## Given exercise
Here are some records. Copy each one exactly.

## Given records
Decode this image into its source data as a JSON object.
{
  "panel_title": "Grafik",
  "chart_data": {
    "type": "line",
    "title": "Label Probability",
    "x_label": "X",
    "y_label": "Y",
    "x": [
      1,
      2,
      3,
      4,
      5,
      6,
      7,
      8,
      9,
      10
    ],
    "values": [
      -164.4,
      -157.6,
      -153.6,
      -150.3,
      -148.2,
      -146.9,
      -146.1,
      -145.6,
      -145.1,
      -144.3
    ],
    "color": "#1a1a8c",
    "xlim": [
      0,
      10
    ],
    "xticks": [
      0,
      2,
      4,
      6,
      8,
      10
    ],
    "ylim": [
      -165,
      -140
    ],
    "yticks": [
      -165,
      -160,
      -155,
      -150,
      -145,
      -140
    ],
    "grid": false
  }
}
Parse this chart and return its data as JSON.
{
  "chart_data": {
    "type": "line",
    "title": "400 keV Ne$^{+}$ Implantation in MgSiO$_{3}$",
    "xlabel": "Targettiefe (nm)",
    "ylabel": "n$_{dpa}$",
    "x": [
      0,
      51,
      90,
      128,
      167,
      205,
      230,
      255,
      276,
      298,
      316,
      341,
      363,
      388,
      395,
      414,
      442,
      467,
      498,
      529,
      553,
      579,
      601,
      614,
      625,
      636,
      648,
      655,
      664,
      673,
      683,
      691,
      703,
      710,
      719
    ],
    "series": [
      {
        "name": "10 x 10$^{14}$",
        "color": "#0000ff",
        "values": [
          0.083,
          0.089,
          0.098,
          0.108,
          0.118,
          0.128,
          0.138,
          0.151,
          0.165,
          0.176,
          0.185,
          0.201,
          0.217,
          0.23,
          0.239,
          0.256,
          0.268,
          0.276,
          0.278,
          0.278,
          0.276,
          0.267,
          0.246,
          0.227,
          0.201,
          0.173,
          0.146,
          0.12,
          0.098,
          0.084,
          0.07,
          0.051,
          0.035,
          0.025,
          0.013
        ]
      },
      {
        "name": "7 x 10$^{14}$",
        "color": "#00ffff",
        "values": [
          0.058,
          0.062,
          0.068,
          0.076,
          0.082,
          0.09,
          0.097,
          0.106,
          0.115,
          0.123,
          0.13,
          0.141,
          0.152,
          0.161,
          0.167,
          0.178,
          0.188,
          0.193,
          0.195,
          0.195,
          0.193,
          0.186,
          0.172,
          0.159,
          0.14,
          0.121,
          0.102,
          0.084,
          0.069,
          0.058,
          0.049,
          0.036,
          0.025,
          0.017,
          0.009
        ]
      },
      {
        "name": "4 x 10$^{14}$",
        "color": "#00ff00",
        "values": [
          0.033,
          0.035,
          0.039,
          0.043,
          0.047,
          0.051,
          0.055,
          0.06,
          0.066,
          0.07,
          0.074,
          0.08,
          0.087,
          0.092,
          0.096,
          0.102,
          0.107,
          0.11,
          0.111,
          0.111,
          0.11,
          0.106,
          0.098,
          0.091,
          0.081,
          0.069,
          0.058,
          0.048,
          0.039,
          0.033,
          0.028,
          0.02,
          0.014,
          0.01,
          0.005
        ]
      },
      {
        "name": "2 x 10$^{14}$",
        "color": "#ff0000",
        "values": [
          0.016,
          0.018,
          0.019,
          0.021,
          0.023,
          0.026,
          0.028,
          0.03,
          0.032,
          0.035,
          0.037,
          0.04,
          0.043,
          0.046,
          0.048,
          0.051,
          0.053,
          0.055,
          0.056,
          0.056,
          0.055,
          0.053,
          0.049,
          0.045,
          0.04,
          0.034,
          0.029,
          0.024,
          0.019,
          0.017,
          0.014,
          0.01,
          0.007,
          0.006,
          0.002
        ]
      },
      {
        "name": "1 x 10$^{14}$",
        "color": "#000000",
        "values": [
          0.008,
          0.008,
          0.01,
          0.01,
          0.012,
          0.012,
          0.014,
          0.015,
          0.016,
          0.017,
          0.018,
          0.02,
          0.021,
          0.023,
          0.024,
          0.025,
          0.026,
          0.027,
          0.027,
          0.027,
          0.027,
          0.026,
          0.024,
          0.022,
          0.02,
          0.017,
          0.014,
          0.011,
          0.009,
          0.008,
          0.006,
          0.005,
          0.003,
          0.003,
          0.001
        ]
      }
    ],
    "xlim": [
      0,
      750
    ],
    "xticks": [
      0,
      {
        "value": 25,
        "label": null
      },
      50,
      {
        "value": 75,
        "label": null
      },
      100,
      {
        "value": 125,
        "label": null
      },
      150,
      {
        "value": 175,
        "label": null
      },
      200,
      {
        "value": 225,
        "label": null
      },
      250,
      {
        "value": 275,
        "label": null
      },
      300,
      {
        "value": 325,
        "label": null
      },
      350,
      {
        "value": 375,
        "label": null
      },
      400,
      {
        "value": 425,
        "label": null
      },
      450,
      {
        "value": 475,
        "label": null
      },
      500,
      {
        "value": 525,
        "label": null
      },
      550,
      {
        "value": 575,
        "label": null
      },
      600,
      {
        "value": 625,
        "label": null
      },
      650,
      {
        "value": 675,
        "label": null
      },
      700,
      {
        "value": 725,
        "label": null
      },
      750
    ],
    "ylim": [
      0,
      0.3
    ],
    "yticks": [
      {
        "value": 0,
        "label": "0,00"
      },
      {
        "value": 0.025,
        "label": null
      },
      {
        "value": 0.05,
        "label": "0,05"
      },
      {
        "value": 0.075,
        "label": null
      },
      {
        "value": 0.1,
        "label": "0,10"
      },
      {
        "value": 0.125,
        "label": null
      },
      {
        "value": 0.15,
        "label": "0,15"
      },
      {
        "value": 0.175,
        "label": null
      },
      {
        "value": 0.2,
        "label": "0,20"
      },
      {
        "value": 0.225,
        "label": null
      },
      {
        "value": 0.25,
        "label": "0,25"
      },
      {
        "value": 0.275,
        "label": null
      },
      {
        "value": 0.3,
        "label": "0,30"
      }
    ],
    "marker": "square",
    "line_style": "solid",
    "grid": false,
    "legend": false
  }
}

## Solved exercise
Decode this image into its source data as a JSON object.
{
  "panel_title": "Grafik",
  "chart_data": {
    "type": "line",
    "title": "Label Probability",
    "x_label": "X",
    "y_label": "Y",
    "x": [
      1,
      2,
      3,
      4,
      5,
      6,
      7,
      8,
      9,
      10
    ],
    "values": [
      -164.4,
      -157.6,
      -153.6,
      -150.3,
      -148.2,
      -146.9,
      -146.1,
      -145.6,
      -145.1,
      -144.3
    ],
    "color": "#1a1a8c",
    "xlim": [
      0,
      10
    ],
    "xticks": [
      0,
      2,
      4,
      6,
      8,
      10
    ],
    "ylim": [
      -165,
      -140
    ],
    "yticks": [
      -165,
      -160,
      -155,
      -150,
      -145,
      -140
    ],
    "grid": false
  }
}
Parse this chart and return its data as JSON.
{
  "chart_data": {
    "type": "line",
    "title": "400 keV Ne$^{+}$ Implantation in MgSiO$_{3}$",
    "xlabel": "Targettiefe (nm)",
    "ylabel": "n$_{dpa}$",
    "x": [
      0,
      51,
      90,
      128,
      167,
      205,
      230,
      255,
      276,
      298,
      316,
      341,
      363,
      388,
      395,
      414,
      442,
      467,
      498,
      529,
      553,
      579,
      601,
      614,
      625,
      636,
      648,
      655,
      664,
      673,
      683,
      691,
      703,
      710,
      719
    ],
    "series": [
      {
        "name": "10 x 10$^{14}$",
        "color": "#0000ff",
        "values": [
          0.083,
          0.089,
          0.098,
          0.108,
          0.118,
          0.128,
          0.138,
          0.151,
          0.165,
          0.176,
          0.185,
          0.201,
          0.217,
          0.23,
          0.239,
          0.256,
          0.268,
          0.276,
          0.278,
          0.278,
          0.276,
          0.267,
          0.246,
          0.227,
          0.201,
          0.173,
          0.146,
          0.12,
          0.098,
          0.084,
          0.07,
          0.051,
          0.035,
          0.025,
          0.013
        ]
      },
      {
        "name": "7 x 10$^{14}$",
        "color": "#00ffff",
        "values": [
          0.058,
          0.062,
          0.068,
          0.076,
          0.082,
          0.09,
          0.097,
          0.106,
          0.115,
          0.123,
          0.13,
          0.141,
          0.152,
          0.161,
          0.167,
          0.178,
          0.188,
          0.193,
          0.195,
          0.195,
          0.193,
          0.186,
          0.172,
          0.159,
          0.14,
          0.121,
          0.102,
          0.084,
          0.069,
          0.058,
          0.049,
          0.036,
          0.025,
          0.017,
          0.009
        ]
      },
      {
        "name": "4 x 10$^{14}$",
        "color": "#00ff00",
        "values": [
          0.033,
          0.035,
          0.039,
          0.043,
          0.047,
          0.051,
          0.055,
          0.06,
          0.066,
          0.07,
          0.074,
          0.08,
          0.087,
          0.092,
          0.096,
          0.102,
          0.107,
          0.11,
          0.111,
          0.111,
          0.11,
          0.106,
          0.098,
          0.091,
          0.081,
          0.069,
          0.058,
          0.048,
          0.039,
          0.033,
          0.028,
          0.02,
          0.014,
          0.01,
          0.005
        ]
      },
      {
        "name": "2 x 10$^{14}$",
        "color": "#ff0000",
        "values": [
          0.016,
          0.018,
          0.019,
          0.021,
          0.023,
          0.026,
          0.028,
          0.03,
          0.032,
          0.035,
          0.037,
          0.04,
          0.043,
          0.046,
          0.048,
          0.051,
          0.053,
          0.055,
          0.056,
          0.056,
          0.055,
          0.053,
          0.049,
          0.045,
          0.04,
          0.034,
          0.029,
          0.024,
          0.019,
          0.017,
          0.014,
          0.01,
          0.007,
          0.006,
          0.002
        ]
      },
      {
        "name": "1 x 10$^{14}$",
        "color": "#000000",
        "values": [
          0.008,
          0.008,
          0.01,
          0.01,
          0.012,
          0.012,
          0.014,
          0.015,
          0.016,
          0.017,
          0.018,
          0.02,
          0.021,
          0.023,
          0.024,
          0.025,
          0.026,
          0.027,
          0.027,
          0.027,
          0.027,
          0.026,
          0.024,
          0.022,
          0.02,
          0.017,
          0.014,
          0.011,
          0.009,
          0.008,
          0.006,
          0.005,
          0.003,
          0.003,
          0.001
        ]
      }
    ],
    "xlim": [
      0,
      750
    ],
    "xticks": [
      0,
      {
        "value": 25,
        "label": null
      },
      50,
      {
        "value": 75,
        "label": null
      },
      100,
      {
        "value": 125,
        "label": null
      },
      150,
      {
        "value": 175,
        "label": null
      },
      200,
      {
        "value": 225,
        "label": null
      },
      250,
      {
        "value": 275,
        "label": null
      },
      300,
      {
        "value": 325,
        "label": null
      },
      350,
      {
        "value": 375,
        "label": null
      },
      400,
      {
        "value": 425,
        "label": null
      },
      450,
      {
        "value": 475,
        "label": null
      },
      500,
      {
        "value": 525,
        "label": null
      },
      550,
      {
        "value": 575,
        "label": null
      },
      600,
      {
        "value": 625,
        "label": null
      },
      650,
      {
        "value": 675,
        "label": null
      },
      700,
      {
        "value": 725,
        "label": null
      },
      750
    ],
    "ylim": [
      0,
      0.3
    ],
    "yticks": [
      {
        "value": 0,
        "label": "0,00"
      },
      {
        "value": 0.025,
        "label": null
      },
      {
        "value": 0.05,
        "label": "0,05"
      },
      {
        "value": 0.075,
        "label": null
      },
      {
        "value": 0.1,
        "label": "0,10"
      },
      {
        "value": 0.125,
        "label": null
      },
      {
        "value": 0.15,
        "label": "0,15"
      },
      {
        "value": 0.175,
        "label": null
      },
      {
        "value": 0.2,
        "label": "0,20"
      },
      {
        "value": 0.225,
        "label": null
      },
      {
        "value": 0.25,
        "label": "0,25"
      },
      {
        "value": 0.275,
        "label": null
      },
      {
        "value": 0.3,
        "label": "0,30"
      }
    ],
    "marker": "square",
    "line_style": "solid",
    "grid": false,
    "legend": false
  }
}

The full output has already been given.